* Attività *
• a. Nel testo sulla Corte dei Conti, quale misura della riforma viene definita "la forma più elegante di resa"?
• b. Ricopia dal testo sulla Corte dei Conti il passo che va da "Ieri, in Senato, è" fino a "elegante di resa." incluso.
──────── Sezione del documento ────────
L’avesse detto: il bel primato della politica sulla giustizia

Ieri, in Senato, è passata quasi in silenzio la riforma che riduce in modo significativo i poteri della Corte dei Conti: l’organo che vigila sulla spesa pubblica e può chiamare a rispondere chi la gestisce male. È andata liscia, senza scandalo né audience, nel momento perfetto: a ridosso delle feste, quando il Paese è distratto da panettoni, cenoni e lamenti sul traffico.
Tecnica antica: se vuoi far passare qualcosa di impopolare, fallo quando nessuno guarda. Così, come pickpocket, hanno infilato la mano nella tasca della democrazia sfilandogli il portafoglio del controllo. In sintesi, la riforma alza la soglia della responsabilità erariale (rendendo strutturale lo “scudo” nato col Covid e prorogato fino al 2025), pone un tetto ai risarcimenti, accorcia i tempi dei controlli preventivi e introduce il silenzio-assenso: la forma più elegante di resa.
──────── Record mostrati ────────
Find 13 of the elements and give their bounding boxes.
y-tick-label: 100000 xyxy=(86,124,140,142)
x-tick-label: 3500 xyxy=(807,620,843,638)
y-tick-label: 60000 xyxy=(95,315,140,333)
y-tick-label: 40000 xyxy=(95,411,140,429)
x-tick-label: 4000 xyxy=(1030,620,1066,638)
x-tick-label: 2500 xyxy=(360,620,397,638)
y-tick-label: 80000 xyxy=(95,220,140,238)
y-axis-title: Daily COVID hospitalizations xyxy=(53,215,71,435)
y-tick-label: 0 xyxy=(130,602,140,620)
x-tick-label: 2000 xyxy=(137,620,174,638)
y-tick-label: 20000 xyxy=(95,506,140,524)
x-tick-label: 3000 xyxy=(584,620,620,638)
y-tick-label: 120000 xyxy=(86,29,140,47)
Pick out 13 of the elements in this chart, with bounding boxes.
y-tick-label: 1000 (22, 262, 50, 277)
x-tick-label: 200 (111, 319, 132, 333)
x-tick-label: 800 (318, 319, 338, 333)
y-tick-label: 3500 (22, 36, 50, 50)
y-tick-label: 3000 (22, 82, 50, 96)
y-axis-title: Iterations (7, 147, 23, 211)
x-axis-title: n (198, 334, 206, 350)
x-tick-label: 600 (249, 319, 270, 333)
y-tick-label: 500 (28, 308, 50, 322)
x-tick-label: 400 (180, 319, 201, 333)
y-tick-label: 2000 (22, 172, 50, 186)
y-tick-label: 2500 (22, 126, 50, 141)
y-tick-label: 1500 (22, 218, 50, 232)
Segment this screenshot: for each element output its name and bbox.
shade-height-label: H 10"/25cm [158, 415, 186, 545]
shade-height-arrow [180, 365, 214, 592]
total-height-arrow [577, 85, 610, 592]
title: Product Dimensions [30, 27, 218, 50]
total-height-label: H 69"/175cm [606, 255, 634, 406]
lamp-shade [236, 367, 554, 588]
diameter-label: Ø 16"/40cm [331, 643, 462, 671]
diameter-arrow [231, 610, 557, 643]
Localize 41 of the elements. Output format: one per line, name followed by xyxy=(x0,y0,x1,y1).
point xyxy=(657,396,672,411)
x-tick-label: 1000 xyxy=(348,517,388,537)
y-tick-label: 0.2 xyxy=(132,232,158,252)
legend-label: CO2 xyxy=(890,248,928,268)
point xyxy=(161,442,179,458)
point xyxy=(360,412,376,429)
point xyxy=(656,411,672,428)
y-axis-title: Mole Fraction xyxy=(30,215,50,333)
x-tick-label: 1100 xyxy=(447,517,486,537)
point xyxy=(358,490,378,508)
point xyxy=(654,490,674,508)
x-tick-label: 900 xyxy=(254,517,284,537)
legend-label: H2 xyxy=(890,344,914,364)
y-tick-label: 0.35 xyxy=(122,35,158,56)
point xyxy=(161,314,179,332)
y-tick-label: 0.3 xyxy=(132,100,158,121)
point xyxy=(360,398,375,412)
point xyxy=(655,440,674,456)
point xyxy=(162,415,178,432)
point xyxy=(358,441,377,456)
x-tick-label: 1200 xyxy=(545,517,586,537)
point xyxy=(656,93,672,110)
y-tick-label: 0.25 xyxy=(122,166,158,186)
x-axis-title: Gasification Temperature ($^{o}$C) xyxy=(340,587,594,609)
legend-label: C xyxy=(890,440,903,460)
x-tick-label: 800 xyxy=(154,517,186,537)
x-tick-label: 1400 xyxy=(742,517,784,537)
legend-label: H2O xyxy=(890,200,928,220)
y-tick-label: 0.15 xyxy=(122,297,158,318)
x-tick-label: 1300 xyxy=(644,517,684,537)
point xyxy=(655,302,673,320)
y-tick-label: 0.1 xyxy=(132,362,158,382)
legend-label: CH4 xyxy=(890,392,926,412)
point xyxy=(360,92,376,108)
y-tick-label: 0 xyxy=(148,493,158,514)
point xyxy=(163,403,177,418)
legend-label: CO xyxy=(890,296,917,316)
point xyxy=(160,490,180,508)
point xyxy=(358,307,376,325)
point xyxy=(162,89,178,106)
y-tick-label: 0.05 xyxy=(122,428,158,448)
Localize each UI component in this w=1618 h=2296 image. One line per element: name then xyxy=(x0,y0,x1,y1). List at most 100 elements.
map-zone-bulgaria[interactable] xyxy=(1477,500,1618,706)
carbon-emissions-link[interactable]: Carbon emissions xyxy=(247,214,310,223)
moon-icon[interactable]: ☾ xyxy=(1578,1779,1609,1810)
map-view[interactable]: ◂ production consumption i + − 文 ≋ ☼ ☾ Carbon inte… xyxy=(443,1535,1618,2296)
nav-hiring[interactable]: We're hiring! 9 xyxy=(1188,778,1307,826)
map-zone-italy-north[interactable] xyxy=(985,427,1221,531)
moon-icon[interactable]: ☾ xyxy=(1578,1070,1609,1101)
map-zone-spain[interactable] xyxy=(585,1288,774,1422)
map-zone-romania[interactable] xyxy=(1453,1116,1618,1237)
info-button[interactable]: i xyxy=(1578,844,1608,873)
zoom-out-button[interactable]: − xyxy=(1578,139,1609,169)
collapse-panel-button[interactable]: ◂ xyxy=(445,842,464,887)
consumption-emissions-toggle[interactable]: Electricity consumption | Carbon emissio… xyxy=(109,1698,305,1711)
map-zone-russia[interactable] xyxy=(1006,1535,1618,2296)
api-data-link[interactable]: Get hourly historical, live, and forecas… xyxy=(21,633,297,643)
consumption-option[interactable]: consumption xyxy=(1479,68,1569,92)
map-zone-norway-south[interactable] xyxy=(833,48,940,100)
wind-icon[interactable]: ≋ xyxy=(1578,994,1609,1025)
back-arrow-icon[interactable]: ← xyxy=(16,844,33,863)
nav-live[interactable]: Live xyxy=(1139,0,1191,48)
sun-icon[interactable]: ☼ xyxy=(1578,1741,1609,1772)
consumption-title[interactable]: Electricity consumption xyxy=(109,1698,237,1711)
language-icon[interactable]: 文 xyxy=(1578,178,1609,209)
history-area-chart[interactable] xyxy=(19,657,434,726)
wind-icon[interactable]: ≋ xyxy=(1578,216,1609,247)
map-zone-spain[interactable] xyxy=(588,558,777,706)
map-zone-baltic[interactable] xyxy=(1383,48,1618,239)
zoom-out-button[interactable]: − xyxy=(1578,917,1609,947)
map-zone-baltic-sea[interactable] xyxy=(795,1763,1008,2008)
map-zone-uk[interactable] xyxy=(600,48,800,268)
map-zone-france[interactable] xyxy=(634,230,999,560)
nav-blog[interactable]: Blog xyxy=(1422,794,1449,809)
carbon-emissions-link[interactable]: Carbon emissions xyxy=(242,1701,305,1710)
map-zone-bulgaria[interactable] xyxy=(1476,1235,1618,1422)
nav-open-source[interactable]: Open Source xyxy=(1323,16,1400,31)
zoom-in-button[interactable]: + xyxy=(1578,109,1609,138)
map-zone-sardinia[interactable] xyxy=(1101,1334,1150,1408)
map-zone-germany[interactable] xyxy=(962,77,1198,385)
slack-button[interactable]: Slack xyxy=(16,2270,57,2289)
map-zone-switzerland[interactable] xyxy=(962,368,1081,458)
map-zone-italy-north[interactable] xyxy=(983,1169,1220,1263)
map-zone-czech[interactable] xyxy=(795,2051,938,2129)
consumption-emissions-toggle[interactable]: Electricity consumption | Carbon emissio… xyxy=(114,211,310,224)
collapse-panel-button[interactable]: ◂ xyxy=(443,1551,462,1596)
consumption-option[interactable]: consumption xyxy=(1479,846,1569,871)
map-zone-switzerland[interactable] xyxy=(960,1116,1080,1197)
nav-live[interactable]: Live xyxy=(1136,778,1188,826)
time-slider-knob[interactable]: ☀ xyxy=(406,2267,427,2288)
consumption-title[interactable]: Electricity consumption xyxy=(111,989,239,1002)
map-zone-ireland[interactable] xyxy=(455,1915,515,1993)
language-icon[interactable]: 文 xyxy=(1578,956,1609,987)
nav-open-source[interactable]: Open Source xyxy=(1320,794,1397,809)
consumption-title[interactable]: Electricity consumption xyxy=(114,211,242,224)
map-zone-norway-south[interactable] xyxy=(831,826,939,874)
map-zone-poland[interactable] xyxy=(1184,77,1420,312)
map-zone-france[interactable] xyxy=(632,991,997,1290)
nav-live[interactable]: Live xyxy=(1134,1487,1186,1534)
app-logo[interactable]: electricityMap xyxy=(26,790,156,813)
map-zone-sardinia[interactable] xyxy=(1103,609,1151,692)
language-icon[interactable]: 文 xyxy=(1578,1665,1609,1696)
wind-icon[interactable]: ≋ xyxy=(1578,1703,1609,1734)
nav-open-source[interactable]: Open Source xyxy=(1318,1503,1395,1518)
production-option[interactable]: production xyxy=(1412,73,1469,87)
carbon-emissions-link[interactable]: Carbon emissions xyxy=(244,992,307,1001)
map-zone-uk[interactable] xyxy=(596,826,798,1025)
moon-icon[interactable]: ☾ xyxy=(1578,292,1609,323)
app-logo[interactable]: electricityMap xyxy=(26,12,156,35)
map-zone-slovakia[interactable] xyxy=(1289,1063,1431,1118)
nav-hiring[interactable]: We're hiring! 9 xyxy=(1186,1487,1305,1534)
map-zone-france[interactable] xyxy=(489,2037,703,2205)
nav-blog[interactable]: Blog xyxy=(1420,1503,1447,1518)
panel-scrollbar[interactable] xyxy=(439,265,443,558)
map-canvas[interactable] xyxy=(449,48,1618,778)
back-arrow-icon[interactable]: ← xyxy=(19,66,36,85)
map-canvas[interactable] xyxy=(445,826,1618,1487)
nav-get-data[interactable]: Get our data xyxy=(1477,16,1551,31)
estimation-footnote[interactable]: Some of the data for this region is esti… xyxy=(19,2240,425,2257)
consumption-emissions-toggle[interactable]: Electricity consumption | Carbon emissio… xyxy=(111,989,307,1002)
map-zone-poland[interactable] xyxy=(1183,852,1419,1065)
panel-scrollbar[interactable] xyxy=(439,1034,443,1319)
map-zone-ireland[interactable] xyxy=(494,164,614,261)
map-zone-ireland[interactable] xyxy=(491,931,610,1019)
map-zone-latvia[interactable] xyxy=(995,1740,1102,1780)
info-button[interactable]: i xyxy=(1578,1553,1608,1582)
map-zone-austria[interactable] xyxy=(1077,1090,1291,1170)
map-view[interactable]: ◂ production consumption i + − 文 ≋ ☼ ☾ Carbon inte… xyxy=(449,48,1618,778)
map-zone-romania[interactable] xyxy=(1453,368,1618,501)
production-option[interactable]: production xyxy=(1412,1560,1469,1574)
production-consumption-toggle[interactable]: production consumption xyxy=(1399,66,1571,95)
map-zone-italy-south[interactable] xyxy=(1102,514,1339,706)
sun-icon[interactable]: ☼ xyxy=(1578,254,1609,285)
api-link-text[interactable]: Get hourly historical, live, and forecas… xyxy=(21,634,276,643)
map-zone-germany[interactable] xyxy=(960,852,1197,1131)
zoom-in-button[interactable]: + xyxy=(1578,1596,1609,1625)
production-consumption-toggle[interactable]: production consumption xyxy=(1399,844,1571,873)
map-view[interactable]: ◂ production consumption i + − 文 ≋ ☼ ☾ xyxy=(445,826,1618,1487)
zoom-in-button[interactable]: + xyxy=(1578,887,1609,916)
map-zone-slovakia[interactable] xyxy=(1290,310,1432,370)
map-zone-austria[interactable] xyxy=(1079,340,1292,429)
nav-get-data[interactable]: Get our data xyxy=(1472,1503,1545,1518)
────────
* Risposte scritte *
• a. Il silenzio-assenso.

• b.
Ieri, in Senato, è passata quasi in silenzio la riforma che riduce in modo significativo i poteri della Corte dei Conti: l’organo che vigila sulla spesa pubblica e può chiamare a rispondere chi la gestisce male. È andata liscia, senza scandalo né audience, nel momento perfetto: a ridosso delle feste, quando il Paese è distratto da panettoni, cenoni e lamenti sul traffico.
Tecnica antica: se vuoi far passare qualcosa di impopolare, fallo quando nessuno guarda. Così, come pickpocket, hanno infilato la mano nella tasca della democrazia sfilandogli il portafoglio del controllo. In sintesi, la riforma alza la soglia della responsabilità erariale (rendendo strutturale lo “scudo” nato col Covid e prorogato fino al 2025), pone un tetto ai risarcimenti, accorcia i tempi dei controlli preventivi e introduce il silenzio-assenso: la forma più elegante di resa.